Collection entries:
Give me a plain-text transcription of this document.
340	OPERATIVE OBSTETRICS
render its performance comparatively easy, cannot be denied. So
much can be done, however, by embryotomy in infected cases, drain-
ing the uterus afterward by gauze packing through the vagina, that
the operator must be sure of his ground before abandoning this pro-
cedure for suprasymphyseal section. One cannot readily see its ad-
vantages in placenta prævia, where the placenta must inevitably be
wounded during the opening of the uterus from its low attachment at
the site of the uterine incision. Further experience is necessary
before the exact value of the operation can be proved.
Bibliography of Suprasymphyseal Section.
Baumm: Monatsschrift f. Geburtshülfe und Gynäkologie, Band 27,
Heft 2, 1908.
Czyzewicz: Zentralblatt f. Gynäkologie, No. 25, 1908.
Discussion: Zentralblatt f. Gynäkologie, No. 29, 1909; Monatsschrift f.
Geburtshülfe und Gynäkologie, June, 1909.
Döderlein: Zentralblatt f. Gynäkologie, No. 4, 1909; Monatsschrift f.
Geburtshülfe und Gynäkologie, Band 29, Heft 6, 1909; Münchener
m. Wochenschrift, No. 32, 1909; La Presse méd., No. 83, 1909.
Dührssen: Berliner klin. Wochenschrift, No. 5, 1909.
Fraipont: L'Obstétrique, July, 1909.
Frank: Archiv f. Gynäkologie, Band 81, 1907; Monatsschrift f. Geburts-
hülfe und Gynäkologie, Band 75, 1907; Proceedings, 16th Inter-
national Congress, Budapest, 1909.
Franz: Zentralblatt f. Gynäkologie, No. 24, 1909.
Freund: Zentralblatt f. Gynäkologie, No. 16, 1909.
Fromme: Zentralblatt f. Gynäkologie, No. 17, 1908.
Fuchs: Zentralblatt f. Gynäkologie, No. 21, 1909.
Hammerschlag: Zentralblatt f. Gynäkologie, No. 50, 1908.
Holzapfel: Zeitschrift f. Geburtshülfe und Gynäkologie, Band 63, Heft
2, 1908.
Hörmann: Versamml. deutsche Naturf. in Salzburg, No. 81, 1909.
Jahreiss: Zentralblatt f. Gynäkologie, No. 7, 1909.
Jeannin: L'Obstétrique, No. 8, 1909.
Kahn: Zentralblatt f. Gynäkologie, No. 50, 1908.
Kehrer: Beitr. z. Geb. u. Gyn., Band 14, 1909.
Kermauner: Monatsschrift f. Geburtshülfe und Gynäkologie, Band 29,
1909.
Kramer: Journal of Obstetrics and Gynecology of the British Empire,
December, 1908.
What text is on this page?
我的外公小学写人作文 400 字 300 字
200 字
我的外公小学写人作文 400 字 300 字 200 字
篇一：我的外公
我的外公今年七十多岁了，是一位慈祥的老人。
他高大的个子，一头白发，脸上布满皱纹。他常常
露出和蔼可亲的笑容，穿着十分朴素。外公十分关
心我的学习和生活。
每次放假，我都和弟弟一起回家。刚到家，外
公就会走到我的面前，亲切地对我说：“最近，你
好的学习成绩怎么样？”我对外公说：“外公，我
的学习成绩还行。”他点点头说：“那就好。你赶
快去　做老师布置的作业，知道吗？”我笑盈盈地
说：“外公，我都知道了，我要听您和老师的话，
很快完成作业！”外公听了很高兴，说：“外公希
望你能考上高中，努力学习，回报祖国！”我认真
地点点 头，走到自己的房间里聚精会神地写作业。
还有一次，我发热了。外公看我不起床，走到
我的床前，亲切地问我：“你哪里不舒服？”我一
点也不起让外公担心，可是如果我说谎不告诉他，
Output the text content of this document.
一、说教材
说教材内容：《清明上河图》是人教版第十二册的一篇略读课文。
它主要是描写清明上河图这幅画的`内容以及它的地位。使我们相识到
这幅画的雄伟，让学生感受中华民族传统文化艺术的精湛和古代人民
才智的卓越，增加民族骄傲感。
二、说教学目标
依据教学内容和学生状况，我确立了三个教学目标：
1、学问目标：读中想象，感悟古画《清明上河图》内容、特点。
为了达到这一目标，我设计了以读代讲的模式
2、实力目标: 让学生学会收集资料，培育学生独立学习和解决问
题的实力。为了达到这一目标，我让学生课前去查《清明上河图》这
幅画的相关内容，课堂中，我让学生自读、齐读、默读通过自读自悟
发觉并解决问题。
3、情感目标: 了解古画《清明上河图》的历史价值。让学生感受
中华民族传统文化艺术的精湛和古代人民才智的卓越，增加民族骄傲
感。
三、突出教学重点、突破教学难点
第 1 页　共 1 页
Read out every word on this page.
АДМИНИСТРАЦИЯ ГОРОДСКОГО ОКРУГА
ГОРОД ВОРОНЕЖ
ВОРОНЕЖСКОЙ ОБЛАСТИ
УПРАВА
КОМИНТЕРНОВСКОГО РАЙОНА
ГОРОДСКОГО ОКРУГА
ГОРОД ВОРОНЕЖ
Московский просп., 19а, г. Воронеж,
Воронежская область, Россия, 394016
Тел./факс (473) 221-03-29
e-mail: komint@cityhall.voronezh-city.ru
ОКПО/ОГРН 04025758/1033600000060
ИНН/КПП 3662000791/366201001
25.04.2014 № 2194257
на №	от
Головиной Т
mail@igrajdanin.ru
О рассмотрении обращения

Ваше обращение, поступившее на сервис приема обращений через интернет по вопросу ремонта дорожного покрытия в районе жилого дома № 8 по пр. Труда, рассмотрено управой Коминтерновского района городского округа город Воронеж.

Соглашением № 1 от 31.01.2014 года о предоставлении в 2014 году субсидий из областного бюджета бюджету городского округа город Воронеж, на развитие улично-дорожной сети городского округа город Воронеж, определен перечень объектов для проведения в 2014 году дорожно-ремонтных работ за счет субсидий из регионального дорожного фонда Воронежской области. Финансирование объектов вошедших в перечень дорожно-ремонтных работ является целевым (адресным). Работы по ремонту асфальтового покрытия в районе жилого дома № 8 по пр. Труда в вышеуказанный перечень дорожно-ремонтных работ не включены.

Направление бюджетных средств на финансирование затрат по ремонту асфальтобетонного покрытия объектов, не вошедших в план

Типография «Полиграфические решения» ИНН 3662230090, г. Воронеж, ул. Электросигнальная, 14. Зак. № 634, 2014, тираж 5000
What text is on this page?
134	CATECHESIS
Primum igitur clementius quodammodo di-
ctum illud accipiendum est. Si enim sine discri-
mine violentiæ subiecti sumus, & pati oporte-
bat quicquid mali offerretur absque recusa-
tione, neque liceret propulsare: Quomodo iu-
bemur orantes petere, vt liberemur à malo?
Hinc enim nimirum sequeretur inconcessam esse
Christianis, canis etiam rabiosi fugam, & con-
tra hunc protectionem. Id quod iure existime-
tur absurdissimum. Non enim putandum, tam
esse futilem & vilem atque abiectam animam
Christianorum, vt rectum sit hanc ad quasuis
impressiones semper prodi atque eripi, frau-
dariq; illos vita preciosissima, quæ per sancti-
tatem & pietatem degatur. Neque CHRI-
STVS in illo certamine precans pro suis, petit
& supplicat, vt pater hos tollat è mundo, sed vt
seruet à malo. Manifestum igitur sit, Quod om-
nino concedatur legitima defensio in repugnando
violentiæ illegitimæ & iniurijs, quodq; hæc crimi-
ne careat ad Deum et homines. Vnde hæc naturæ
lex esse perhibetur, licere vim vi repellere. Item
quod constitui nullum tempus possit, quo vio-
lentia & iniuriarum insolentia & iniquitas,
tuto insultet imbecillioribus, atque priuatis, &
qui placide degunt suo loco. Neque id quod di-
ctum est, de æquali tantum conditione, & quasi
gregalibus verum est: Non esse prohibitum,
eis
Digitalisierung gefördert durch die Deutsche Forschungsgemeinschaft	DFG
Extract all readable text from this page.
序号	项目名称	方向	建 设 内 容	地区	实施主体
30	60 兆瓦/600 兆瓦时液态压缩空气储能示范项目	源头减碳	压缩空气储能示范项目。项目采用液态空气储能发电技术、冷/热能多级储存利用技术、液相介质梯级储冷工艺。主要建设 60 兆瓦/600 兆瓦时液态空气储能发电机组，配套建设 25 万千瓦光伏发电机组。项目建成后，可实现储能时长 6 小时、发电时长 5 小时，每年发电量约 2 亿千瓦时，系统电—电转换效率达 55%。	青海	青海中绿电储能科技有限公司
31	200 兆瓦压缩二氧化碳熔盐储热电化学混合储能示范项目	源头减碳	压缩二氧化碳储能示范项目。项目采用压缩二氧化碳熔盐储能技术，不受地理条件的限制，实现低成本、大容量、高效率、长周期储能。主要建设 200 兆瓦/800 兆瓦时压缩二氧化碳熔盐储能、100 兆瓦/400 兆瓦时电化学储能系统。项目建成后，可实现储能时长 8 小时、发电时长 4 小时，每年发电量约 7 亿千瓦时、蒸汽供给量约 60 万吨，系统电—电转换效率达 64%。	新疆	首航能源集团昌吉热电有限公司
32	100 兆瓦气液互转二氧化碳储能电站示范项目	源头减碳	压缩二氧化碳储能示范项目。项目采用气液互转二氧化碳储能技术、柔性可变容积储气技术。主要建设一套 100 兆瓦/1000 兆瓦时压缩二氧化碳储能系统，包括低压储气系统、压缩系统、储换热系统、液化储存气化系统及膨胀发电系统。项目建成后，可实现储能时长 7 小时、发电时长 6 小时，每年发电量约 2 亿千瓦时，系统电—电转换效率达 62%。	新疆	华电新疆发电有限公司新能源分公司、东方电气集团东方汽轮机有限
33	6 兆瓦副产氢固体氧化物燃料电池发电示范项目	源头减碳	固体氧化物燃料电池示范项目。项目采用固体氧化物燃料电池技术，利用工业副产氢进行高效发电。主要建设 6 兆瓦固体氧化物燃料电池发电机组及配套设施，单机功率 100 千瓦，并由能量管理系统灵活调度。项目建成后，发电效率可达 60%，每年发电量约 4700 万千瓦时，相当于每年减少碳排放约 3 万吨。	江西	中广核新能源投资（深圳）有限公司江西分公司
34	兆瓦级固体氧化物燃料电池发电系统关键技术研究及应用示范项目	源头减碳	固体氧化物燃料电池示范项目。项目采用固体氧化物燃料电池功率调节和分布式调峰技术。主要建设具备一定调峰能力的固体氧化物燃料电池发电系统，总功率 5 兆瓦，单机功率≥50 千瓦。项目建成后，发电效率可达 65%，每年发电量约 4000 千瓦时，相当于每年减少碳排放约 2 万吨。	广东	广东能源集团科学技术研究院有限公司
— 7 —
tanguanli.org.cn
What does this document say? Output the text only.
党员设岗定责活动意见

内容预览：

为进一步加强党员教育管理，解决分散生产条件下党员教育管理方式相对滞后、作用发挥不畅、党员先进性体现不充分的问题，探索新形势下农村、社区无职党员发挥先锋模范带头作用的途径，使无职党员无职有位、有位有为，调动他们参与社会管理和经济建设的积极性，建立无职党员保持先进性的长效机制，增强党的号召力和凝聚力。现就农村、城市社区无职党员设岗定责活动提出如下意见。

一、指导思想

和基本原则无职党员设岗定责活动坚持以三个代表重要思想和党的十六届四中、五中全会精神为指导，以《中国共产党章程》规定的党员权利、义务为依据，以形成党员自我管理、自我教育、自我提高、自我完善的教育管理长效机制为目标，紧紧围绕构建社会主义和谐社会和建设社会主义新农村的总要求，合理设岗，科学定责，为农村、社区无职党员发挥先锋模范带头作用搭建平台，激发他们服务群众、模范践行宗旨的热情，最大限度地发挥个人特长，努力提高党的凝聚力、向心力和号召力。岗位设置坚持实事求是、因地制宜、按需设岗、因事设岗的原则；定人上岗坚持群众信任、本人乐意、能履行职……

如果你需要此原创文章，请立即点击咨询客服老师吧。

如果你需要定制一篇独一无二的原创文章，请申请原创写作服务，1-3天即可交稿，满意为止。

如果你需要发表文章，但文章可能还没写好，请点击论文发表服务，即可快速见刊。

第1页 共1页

What is required: Using the listing above, gather each line that holds the string "Wochenschrift" and copy it.

Solved problem:
m. Wochenschrift, No. 32, 1909; La Presse méd., No. 83, 1909.
Dührssen: Berliner klin. Wochenschrift, No. 5, 1909.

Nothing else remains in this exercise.